Exercise prompt :: Quote every line of the material beneath this one.

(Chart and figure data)
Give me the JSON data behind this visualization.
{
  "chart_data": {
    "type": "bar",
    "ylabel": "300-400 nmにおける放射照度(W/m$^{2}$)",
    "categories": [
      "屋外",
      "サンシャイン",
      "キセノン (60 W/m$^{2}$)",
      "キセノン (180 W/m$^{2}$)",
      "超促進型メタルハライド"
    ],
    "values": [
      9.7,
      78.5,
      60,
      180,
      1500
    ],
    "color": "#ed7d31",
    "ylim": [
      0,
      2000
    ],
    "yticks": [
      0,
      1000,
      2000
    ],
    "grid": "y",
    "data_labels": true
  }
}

Reply ::
Give me the JSON data behind this visualization.
{
  "chart_data": {
    "type": "bar",
    "ylabel": "300-400 nmにおける放射照度(W/m$^{2}$)",
    "categories": [
      "屋外",
      "サンシャイン",
      "キセノン (60 W/m$^{2}$)",
      "キセノン (180 W/m$^{2}$)",
      "超促進型メタルハライド"
    ],
    "values": [
      9.7,
      78.5,
      60,
      180,
      1500
    ],
    "color": "#ed7d31",
    "ylim": [
      0,
      2000
    ],
    "yticks": [
      0,
      1000,
      2000
    ],
    "grid": "y",
    "data_labels": true
  }
}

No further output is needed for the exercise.